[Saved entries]
--------

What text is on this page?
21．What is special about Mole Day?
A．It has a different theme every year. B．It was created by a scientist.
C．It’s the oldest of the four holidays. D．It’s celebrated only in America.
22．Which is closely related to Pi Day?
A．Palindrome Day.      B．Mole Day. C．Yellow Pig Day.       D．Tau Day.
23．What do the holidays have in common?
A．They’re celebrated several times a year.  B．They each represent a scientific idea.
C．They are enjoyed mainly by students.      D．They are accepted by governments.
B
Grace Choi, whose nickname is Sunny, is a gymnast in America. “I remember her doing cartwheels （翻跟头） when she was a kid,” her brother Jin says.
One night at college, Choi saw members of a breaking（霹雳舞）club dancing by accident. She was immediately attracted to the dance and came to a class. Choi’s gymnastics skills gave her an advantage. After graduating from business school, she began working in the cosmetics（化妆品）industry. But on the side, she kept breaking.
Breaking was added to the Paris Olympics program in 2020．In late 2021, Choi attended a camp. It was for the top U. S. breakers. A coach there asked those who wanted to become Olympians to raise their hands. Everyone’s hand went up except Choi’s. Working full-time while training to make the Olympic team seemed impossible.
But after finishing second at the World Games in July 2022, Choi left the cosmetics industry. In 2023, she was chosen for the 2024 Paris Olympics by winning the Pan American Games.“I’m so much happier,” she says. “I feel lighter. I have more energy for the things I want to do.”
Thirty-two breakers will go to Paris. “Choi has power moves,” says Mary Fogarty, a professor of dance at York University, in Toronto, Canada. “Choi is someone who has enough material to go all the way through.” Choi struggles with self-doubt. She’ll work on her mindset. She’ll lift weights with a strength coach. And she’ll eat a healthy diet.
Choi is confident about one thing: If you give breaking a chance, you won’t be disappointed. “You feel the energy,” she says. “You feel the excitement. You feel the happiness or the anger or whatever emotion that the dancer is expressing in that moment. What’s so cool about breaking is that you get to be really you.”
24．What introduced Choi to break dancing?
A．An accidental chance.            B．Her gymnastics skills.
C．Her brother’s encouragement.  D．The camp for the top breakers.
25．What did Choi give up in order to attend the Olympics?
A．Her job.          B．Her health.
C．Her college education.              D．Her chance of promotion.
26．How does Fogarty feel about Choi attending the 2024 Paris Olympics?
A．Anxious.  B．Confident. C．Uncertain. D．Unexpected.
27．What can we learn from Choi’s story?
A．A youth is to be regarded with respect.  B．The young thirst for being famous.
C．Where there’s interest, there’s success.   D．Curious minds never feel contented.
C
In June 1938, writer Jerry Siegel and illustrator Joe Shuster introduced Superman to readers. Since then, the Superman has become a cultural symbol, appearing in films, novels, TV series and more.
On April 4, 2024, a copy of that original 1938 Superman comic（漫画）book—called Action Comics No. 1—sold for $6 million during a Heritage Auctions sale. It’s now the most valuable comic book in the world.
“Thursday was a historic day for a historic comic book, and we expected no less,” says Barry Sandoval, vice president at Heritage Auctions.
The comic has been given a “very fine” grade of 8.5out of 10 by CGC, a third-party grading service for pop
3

--------

Please restate the records in full, word for word.

What text is on this page?
21．What is special about Mole Day?
A．It has a different theme every year. B．It was created by a scientist.
C．It’s the oldest of the four holidays. D．It’s celebrated only in America.
22．Which is closely related to Pi Day?
A．Palindrome Day.      B．Mole Day. C．Yellow Pig Day.       D．Tau Day.
23．What do the holidays have in common?
A．They’re celebrated several times a year.  B．They each represent a scientific idea.
C．They are enjoyed mainly by students.      D．They are accepted by governments.
B
Grace Choi, whose nickname is Sunny, is a gymnast in America. “I remember her doing cartwheels （翻跟头） when she was a kid,” her brother Jin says.
One night at college, Choi saw members of a breaking（霹雳舞）club dancing by accident. She was immediately attracted to the dance and came to a class. Choi’s gymnastics skills gave her an advantage. After graduating from business school, she began working in the cosmetics（化妆品）industry. But on the side, she kept breaking.
Breaking was added to the Paris Olympics program in 2020．In late 2021, Choi attended a camp. It was for the top U. S. breakers. A coach there asked those who wanted to become Olympians to raise their hands. Everyone’s hand went up except Choi’s. Working full-time while training to make the Olympic team seemed impossible.
But after finishing second at the World Games in July 2022, Choi left the cosmetics industry. In 2023, she was chosen for the 2024 Paris Olympics by winning the Pan American Games.“I’m so much happier,” she says. “I feel lighter. I have more energy for the things I want to do.”
Thirty-two breakers will go to Paris. “Choi has power moves,” says Mary Fogarty, a professor of dance at York University, in Toronto, Canada. “Choi is someone who has enough material to go all the way through.” Choi struggles with self-doubt. She’ll work on her mindset. She’ll lift weights with a strength coach. And she’ll eat a healthy diet.
Choi is confident about one thing: If you give breaking a chance, you won’t be disappointed. “You feel the energy,” she says. “You feel the excitement. You feel the happiness or the anger or whatever emotion that the dancer is expressing in that moment. What’s so cool about breaking is that you get to be really you.”
24．What introduced Choi to break dancing?
A．An accidental chance.            B．Her gymnastics skills.
C．Her brother’s encouragement.  D．The camp for the top breakers.
25．What did Choi give up in order to attend the Olympics?
A．Her job.          B．Her health.
C．Her college education.              D．Her chance of promotion.
26．How does Fogarty feel about Choi attending the 2024 Paris Olympics?
A．Anxious.  B．Confident. C．Uncertain. D．Unexpected.
27．What can we learn from Choi’s story?
A．A youth is to be regarded with respect.  B．The young thirst for being famous.
C．Where there’s interest, there’s success.   D．Curious minds never feel contented.
C
In June 1938, writer Jerry Siegel and illustrator Joe Shuster introduced Superman to readers. Since then, the Superman has become a cultural symbol, appearing in films, novels, TV series and more.
On April 4, 2024, a copy of that original 1938 Superman comic（漫画）book—called Action Comics No. 1—sold for $6 million during a Heritage Auctions sale. It’s now the most valuable comic book in the world.
“Thursday was a historic day for a historic comic book, and we expected no less,” says Barry Sandoval, vice president at Heritage Auctions.
The comic has been given a “very fine” grade of 8.5out of 10 by CGC, a third-party grading service for pop
3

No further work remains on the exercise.